*Stated goal*: Go through the records and extract every line with the word "الأسئلة".

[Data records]
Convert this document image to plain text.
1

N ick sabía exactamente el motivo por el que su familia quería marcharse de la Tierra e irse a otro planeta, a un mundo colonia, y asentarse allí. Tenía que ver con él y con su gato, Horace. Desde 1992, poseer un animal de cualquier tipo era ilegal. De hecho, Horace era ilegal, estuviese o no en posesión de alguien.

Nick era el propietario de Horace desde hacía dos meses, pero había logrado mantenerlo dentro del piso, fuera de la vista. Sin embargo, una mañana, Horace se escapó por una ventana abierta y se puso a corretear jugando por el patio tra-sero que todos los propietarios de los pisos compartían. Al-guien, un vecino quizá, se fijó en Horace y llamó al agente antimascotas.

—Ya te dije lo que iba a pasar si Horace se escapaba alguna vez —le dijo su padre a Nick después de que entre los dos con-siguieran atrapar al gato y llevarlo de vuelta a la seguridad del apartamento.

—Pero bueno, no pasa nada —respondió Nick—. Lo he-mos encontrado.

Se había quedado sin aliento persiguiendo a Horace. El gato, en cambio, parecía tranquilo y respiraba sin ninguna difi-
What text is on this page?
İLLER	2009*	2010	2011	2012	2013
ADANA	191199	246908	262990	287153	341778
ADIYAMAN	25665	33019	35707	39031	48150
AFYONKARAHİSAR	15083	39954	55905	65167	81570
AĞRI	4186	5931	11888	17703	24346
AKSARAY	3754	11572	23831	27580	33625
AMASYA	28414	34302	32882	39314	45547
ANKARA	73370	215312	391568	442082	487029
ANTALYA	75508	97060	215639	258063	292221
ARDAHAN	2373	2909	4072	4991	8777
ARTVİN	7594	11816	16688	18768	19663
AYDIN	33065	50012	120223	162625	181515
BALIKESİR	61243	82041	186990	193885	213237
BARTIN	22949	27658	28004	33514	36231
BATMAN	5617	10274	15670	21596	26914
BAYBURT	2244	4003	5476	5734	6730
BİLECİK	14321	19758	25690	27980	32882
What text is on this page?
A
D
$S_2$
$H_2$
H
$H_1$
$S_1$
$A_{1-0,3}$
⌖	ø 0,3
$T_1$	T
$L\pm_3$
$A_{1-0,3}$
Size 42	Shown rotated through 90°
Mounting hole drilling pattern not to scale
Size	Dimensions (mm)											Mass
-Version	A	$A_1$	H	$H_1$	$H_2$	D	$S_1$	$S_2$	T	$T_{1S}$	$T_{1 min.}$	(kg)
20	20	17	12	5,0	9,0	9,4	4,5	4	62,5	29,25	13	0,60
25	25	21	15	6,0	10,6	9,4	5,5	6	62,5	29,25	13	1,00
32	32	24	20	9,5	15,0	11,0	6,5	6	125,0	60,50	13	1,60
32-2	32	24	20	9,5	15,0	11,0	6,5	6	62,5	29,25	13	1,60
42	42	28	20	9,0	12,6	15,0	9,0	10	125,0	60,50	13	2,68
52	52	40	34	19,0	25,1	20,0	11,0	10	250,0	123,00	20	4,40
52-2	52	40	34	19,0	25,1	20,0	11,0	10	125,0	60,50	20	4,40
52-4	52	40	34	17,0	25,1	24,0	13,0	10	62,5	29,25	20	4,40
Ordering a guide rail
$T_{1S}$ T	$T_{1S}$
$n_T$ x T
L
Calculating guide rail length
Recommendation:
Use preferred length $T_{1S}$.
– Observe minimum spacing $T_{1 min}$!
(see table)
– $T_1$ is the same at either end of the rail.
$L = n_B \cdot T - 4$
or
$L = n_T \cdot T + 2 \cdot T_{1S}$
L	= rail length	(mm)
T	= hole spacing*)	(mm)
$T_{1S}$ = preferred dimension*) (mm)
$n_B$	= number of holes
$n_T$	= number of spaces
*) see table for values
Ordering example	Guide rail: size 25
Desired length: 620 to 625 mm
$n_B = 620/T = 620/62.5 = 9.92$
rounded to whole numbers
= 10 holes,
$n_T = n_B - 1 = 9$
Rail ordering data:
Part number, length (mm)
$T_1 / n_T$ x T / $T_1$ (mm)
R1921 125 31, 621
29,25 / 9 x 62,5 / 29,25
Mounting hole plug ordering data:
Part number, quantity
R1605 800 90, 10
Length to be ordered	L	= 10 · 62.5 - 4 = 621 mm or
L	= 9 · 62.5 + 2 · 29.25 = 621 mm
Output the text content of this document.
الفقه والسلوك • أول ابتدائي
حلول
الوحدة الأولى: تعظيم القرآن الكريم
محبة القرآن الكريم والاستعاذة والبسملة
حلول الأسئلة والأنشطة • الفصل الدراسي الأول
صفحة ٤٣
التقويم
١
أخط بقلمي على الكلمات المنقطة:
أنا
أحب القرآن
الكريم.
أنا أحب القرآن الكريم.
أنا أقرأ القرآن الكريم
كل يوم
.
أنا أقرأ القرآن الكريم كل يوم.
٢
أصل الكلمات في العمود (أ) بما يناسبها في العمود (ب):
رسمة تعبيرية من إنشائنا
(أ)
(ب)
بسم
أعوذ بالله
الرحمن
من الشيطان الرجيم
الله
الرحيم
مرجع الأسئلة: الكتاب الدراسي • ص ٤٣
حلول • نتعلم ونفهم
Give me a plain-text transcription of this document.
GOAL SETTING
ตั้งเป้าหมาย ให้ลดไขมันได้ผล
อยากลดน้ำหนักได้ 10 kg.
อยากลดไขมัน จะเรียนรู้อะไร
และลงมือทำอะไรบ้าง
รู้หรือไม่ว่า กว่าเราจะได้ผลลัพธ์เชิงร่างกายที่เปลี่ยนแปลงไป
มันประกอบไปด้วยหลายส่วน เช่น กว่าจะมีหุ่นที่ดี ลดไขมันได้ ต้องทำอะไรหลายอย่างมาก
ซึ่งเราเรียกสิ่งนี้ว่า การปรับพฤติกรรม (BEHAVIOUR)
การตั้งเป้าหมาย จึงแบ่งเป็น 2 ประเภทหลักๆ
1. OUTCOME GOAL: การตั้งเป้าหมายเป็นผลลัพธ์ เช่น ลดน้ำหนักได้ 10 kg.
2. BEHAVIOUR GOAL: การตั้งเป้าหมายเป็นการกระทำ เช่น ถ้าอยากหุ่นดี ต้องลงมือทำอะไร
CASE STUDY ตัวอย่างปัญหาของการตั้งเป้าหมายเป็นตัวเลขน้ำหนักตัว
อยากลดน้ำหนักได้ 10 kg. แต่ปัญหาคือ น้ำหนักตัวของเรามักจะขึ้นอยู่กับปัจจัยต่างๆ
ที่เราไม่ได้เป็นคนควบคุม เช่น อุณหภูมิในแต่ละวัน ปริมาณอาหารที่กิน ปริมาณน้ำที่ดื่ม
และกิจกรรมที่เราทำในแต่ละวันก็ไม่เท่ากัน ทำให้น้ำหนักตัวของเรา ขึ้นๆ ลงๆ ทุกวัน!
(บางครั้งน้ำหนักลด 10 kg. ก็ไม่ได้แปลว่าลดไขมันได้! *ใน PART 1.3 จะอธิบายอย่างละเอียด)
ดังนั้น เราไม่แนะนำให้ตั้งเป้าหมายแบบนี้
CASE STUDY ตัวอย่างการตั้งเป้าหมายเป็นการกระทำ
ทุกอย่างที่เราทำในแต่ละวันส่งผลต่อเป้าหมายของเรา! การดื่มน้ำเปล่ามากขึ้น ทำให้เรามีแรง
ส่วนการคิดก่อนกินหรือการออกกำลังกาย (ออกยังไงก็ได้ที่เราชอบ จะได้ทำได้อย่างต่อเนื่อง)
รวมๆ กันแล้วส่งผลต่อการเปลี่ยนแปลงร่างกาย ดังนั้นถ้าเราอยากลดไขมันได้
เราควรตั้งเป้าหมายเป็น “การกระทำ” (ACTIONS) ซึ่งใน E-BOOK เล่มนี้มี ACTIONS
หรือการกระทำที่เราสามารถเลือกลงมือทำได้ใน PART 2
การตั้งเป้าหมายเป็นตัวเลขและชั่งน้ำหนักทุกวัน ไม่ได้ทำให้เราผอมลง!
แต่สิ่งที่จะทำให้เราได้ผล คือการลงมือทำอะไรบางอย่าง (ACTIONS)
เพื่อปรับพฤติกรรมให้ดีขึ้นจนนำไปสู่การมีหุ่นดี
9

*Exercise output*:
حلول الأسئلة والأنشطة • الفصل الدراسي الأول
مرجع الأسئلة: الكتاب الدراسي • ص ٤٣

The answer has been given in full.